> What is asked: Write out each entry again. Keep every word exactly as it is.

— Start Raw data —

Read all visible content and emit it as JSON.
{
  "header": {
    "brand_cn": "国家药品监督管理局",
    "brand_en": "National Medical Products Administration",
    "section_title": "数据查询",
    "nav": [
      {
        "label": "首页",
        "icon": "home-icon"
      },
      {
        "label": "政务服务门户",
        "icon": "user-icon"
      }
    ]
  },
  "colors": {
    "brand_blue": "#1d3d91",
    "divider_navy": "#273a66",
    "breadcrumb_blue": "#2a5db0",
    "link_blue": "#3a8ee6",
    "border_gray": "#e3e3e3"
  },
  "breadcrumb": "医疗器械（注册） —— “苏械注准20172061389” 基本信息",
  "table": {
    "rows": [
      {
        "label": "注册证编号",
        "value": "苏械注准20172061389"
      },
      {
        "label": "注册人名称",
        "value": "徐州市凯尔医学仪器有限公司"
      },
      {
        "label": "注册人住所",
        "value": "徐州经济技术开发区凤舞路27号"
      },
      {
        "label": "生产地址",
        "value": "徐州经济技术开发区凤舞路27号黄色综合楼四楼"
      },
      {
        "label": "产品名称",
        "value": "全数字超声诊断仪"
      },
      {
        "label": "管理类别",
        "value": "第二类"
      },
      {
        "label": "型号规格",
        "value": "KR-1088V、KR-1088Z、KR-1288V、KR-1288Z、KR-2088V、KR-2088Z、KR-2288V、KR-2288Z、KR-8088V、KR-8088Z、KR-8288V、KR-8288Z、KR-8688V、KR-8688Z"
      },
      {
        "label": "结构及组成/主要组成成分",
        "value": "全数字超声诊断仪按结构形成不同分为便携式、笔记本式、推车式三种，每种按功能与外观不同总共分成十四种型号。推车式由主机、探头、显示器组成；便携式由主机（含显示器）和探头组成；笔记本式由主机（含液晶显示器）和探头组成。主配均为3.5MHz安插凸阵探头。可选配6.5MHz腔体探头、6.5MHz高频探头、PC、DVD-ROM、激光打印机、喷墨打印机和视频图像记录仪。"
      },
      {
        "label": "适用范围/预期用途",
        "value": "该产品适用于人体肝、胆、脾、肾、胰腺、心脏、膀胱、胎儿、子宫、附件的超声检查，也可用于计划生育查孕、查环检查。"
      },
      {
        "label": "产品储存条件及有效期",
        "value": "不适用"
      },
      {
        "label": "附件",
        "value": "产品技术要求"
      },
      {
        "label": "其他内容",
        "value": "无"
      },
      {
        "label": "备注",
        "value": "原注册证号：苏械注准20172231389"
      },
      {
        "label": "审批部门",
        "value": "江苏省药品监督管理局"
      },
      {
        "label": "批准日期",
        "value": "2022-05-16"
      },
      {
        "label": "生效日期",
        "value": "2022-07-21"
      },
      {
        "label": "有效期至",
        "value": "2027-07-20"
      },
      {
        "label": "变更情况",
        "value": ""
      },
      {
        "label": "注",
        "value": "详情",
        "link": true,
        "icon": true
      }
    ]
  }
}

— End Raw data —

> Task solution:
Read all visible content and emit it as JSON.
{
  "header": {
    "brand_cn": "国家药品监督管理局",
    "brand_en": "National Medical Products Administration",
    "section_title": "数据查询",
    "nav": [
      {
        "label": "首页",
        "icon": "home-icon"
      },
      {
        "label": "政务服务门户",
        "icon": "user-icon"
      }
    ]
  },
  "colors": {
    "brand_blue": "#1d3d91",
    "divider_navy": "#273a66",
    "breadcrumb_blue": "#2a5db0",
    "link_blue": "#3a8ee6",
    "border_gray": "#e3e3e3"
  },
  "breadcrumb": "医疗器械（注册） —— “苏械注准20172061389” 基本信息",
  "table": {
    "rows": [
      {
        "label": "注册证编号",
        "value": "苏械注准20172061389"
      },
      {
        "label": "注册人名称",
        "value": "徐州市凯尔医学仪器有限公司"
      },
      {
        "label": "注册人住所",
        "value": "徐州经济技术开发区凤舞路27号"
      },
      {
        "label": "生产地址",
        "value": "徐州经济技术开发区凤舞路27号黄色综合楼四楼"
      },
      {
        "label": "产品名称",
        "value": "全数字超声诊断仪"
      },
      {
        "label": "管理类别",
        "value": "第二类"
      },
      {
        "label": "型号规格",
        "value": "KR-1088V、KR-1088Z、KR-1288V、KR-1288Z、KR-2088V、KR-2088Z、KR-2288V、KR-2288Z、KR-8088V、KR-8088Z、KR-8288V、KR-8288Z、KR-8688V、KR-8688Z"
      },
      {
        "label": "结构及组成/主要组成成分",
        "value": "全数字超声诊断仪按结构形成不同分为便携式、笔记本式、推车式三种，每种按功能与外观不同总共分成十四种型号。推车式由主机、探头、显示器组成；便携式由主机（含显示器）和探头组成；笔记本式由主机（含液晶显示器）和探头组成。主配均为3.5MHz安插凸阵探头。可选配6.5MHz腔体探头、6.5MHz高频探头、PC、DVD-ROM、激光打印机、喷墨打印机和视频图像记录仪。"
      },
      {
        "label": "适用范围/预期用途",
        "value": "该产品适用于人体肝、胆、脾、肾、胰腺、心脏、膀胱、胎儿、子宫、附件的超声检查，也可用于计划生育查孕、查环检查。"
      },
      {
        "label": "产品储存条件及有效期",
        "value": "不适用"
      },
      {
        "label": "附件",
        "value": "产品技术要求"
      },
      {
        "label": "其他内容",
        "value": "无"
      },
      {
        "label": "备注",
        "value": "原注册证号：苏械注准20172231389"
      },
      {
        "label": "审批部门",
        "value": "江苏省药品监督管理局"
      },
      {
        "label": "批准日期",
        "value": "2022-05-16"
      },
      {
        "label": "生效日期",
        "value": "2022-07-21"
      },
      {
        "label": "有效期至",
        "value": "2027-07-20"
      },
      {
        "label": "变更情况",
        "value": ""
      },
      {
        "label": "注",
        "value": "详情",
        "link": true,
        "icon": true
      }
    ]
  }
}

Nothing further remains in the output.